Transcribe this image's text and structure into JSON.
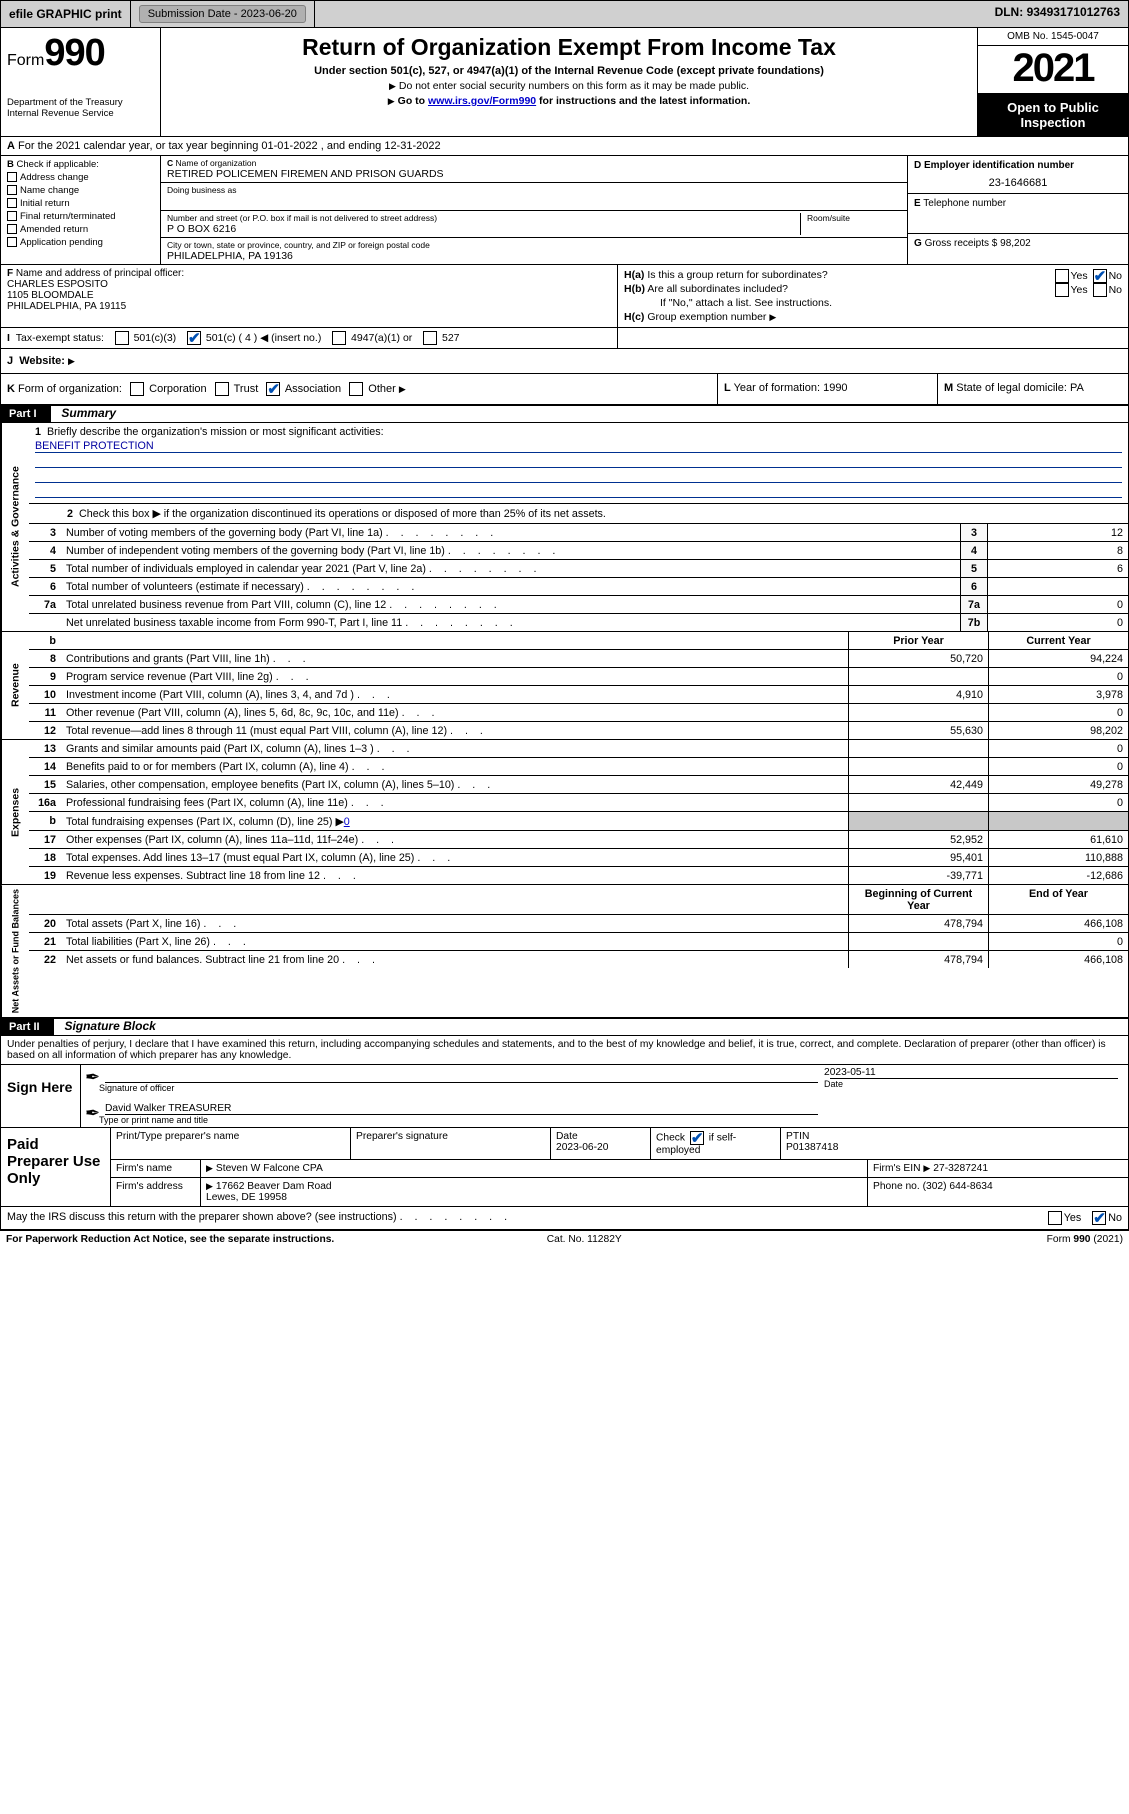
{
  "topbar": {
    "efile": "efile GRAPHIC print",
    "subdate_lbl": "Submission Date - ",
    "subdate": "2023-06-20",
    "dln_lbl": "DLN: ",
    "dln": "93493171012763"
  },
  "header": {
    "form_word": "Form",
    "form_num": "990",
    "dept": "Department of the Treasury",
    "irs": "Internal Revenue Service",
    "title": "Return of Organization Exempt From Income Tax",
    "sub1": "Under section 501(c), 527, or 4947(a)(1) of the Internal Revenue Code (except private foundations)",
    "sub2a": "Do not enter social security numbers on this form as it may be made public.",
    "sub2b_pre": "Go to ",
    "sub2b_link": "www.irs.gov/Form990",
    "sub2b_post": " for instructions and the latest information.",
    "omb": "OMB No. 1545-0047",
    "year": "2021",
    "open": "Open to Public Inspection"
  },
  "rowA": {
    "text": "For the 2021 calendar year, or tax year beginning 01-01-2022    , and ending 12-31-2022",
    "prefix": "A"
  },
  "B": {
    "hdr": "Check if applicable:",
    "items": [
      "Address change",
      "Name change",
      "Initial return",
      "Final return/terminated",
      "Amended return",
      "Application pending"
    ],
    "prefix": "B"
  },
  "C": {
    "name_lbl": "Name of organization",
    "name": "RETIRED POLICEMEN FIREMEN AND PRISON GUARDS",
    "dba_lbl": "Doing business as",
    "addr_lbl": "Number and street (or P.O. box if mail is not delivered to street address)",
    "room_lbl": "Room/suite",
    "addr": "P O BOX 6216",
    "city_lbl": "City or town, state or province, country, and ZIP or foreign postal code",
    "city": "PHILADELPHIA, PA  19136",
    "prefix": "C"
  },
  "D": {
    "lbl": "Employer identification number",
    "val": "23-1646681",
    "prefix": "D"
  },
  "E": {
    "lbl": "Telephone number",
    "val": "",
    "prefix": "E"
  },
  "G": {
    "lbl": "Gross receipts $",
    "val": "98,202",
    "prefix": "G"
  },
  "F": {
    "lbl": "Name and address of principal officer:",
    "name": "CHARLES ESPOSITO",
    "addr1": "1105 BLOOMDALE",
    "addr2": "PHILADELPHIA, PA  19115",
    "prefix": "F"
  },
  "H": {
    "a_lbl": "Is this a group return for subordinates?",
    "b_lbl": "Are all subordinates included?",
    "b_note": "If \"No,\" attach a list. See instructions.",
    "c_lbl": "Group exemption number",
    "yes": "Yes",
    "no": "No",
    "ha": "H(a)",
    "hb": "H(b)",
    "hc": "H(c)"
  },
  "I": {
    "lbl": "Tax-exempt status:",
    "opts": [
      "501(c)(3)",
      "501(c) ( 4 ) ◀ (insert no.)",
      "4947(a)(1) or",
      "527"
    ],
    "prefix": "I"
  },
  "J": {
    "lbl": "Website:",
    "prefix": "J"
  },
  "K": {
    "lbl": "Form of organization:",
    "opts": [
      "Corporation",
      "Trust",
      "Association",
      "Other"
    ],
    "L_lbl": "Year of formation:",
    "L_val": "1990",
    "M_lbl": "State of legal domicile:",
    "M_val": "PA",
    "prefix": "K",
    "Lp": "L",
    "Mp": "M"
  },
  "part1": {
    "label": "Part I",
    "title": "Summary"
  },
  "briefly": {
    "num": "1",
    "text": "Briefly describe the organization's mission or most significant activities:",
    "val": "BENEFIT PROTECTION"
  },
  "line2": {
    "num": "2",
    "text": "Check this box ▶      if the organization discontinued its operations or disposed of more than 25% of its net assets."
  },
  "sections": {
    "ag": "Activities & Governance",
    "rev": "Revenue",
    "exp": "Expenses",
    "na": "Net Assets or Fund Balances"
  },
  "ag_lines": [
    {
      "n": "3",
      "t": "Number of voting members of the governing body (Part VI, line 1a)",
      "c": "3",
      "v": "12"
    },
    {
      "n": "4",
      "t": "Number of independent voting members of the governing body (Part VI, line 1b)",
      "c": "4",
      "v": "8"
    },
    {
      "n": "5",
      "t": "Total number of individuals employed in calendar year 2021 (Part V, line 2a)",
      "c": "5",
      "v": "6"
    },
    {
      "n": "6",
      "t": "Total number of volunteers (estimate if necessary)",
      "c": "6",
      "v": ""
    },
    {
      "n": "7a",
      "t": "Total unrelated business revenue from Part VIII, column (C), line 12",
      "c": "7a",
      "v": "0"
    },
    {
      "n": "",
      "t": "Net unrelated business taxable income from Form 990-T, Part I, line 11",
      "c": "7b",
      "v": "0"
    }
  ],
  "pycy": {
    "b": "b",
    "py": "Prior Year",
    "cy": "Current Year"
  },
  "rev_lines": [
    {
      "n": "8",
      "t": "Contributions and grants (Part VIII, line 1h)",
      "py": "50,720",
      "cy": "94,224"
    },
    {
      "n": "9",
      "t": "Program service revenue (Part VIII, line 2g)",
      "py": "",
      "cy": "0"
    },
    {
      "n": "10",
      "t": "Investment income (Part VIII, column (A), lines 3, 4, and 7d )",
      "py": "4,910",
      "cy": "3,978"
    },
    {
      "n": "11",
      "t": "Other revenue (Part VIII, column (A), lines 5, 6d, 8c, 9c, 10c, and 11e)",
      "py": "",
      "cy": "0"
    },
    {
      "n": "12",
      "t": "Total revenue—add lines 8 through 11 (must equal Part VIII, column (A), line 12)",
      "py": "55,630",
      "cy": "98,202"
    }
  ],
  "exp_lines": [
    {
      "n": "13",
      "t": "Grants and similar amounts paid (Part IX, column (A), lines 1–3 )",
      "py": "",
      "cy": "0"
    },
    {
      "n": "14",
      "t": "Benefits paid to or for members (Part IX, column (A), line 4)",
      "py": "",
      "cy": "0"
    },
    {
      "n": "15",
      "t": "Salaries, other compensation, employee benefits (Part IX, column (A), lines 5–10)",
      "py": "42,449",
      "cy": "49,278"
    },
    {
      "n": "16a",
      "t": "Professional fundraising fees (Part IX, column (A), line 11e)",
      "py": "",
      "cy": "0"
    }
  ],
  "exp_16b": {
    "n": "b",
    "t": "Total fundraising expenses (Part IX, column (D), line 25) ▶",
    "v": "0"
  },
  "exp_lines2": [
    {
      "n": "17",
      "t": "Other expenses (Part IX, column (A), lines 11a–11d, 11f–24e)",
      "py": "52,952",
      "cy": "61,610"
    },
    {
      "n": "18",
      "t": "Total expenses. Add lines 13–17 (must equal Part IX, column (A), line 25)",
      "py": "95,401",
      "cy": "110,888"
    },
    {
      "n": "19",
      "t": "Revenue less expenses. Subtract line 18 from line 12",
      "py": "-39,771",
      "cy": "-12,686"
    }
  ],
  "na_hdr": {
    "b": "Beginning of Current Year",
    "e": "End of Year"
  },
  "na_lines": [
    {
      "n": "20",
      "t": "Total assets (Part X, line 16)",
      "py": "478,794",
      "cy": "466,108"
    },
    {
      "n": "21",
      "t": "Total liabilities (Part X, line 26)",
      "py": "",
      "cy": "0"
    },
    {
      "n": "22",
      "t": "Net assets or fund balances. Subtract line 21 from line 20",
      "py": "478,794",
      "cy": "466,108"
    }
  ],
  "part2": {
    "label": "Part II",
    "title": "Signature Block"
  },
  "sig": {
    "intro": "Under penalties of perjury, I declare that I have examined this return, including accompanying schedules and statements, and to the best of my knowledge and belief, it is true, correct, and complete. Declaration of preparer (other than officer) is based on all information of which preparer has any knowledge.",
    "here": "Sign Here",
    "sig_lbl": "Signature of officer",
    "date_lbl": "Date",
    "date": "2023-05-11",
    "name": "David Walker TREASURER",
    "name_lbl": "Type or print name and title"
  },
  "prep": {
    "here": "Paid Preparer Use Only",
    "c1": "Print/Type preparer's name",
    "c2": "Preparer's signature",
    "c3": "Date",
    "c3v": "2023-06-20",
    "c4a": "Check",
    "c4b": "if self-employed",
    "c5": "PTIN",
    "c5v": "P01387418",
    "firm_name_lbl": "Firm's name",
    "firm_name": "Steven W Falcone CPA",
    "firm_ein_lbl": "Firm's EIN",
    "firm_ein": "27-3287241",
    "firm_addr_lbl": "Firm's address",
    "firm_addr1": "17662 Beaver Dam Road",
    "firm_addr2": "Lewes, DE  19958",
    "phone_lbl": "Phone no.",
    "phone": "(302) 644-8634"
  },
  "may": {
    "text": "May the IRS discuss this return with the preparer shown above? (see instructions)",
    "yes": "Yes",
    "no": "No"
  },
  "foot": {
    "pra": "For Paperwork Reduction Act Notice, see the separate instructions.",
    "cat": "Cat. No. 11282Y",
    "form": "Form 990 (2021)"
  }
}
■ ■ ■ ■ ■ ■ ■
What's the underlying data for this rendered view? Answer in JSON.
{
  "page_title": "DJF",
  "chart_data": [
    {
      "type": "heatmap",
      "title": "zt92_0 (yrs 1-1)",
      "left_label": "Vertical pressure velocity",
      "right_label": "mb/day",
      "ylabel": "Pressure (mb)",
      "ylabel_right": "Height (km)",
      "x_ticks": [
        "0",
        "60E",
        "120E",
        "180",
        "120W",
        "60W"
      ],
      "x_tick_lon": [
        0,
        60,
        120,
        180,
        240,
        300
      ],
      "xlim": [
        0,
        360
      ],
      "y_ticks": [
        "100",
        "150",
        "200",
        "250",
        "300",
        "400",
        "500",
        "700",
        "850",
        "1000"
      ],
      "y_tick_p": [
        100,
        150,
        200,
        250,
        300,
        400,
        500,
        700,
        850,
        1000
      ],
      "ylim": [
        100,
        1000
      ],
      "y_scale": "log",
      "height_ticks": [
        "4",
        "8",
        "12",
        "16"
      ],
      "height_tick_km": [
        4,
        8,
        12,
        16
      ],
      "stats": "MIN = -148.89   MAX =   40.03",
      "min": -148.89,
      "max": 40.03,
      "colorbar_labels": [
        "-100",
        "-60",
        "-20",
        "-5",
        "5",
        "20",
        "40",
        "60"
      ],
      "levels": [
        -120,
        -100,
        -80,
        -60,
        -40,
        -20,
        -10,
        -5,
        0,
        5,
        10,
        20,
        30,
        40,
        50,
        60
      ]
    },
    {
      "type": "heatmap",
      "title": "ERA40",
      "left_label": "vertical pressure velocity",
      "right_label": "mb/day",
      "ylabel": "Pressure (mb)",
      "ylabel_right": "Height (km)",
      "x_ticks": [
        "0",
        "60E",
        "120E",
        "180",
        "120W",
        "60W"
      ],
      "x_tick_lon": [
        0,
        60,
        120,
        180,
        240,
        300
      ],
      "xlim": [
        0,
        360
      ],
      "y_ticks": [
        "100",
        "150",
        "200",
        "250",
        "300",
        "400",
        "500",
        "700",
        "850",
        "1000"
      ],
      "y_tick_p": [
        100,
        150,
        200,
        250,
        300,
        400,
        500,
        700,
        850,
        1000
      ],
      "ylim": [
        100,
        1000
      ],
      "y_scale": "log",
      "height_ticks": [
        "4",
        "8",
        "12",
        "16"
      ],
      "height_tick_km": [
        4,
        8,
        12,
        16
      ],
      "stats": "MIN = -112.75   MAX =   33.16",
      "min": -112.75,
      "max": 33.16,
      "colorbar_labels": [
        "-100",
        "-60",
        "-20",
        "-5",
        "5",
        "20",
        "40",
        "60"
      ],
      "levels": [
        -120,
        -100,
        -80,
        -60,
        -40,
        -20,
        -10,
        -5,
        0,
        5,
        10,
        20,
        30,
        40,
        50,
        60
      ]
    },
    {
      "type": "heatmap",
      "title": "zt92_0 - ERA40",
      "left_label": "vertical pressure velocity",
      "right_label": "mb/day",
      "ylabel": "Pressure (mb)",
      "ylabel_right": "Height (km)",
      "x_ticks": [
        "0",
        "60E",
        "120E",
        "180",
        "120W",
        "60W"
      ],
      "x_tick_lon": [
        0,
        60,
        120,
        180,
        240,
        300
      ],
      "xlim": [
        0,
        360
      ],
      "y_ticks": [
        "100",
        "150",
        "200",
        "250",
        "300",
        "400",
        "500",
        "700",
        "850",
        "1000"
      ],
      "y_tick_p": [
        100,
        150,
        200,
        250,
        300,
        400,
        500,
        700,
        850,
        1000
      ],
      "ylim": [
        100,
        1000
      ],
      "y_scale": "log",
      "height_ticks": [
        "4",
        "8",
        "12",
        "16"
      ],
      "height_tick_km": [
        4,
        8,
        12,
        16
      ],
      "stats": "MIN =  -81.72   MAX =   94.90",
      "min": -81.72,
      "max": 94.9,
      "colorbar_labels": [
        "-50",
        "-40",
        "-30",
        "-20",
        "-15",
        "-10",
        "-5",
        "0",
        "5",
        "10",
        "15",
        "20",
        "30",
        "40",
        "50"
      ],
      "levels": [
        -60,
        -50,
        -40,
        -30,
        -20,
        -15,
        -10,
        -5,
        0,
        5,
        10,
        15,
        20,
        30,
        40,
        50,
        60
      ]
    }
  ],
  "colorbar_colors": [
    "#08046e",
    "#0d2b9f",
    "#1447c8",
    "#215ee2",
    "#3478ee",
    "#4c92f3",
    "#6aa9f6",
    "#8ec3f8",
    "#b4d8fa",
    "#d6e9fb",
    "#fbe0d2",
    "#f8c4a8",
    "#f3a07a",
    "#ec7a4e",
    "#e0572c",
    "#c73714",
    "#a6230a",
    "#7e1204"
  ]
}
■ ■ ■ ■ ■ ■ ■
Instructions to follow -
Copy out every line in the entries above that holds "members".

Answer to the problem -
      "t": "Number of voting members of the governing body (Part VI, line 1a)",
      "t": "Number of independent voting members of the governing body (Part VI, line 1b)",
      "t": "Benefits paid to or for members (Part IX, column (A), line 4)",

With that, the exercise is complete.